• [Request]: Copy out all the lines where "label" shows up.

• [Available records]:
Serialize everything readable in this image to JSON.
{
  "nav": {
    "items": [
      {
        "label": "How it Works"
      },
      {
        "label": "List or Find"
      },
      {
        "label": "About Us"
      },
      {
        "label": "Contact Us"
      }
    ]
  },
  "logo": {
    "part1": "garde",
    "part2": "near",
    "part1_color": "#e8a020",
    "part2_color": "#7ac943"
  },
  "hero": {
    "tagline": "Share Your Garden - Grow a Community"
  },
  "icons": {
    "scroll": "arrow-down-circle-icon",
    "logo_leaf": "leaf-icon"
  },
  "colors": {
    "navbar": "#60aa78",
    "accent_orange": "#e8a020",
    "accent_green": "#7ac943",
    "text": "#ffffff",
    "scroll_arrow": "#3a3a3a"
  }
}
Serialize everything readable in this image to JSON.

--

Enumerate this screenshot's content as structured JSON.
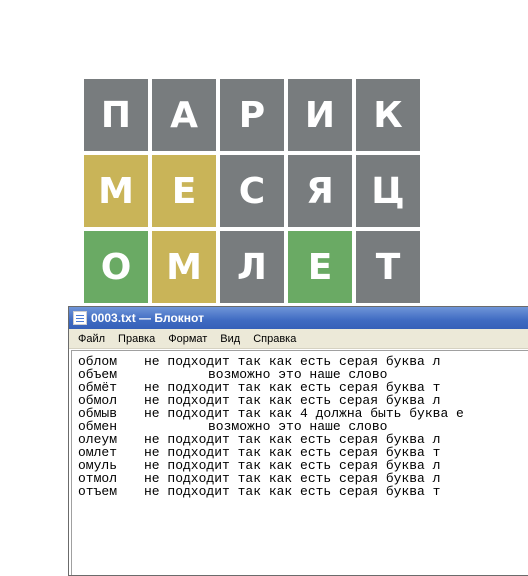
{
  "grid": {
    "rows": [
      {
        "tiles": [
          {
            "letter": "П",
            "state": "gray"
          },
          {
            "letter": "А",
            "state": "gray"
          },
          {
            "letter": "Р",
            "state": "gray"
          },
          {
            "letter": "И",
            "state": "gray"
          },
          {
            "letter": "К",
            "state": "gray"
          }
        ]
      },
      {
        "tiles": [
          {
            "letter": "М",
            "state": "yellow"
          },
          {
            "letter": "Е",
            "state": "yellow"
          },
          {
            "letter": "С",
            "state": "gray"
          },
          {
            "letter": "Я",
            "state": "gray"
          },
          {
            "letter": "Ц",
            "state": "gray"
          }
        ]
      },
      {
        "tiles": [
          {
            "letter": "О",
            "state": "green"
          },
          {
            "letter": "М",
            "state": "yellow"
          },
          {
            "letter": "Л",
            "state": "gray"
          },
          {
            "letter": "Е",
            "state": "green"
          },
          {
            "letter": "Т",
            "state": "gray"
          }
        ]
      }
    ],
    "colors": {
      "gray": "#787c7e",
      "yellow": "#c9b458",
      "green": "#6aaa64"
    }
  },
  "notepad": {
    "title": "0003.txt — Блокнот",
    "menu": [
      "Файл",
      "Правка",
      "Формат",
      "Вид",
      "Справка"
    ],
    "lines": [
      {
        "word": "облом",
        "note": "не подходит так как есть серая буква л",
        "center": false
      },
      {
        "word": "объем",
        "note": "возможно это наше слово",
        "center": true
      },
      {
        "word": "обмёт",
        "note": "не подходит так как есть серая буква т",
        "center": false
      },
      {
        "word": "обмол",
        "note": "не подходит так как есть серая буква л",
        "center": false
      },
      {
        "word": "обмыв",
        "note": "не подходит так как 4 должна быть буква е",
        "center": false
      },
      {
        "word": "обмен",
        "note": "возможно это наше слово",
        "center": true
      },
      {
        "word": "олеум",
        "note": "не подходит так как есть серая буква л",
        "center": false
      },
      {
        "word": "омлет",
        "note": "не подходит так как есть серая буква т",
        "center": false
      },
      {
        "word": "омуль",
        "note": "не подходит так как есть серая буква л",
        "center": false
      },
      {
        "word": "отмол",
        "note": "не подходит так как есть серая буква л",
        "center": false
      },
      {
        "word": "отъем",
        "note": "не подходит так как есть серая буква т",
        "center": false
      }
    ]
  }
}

• [Result for this task]:
        "label": "How it Works"
        "label": "List or Find"
        "label": "About Us"
        "label": "Contact Us"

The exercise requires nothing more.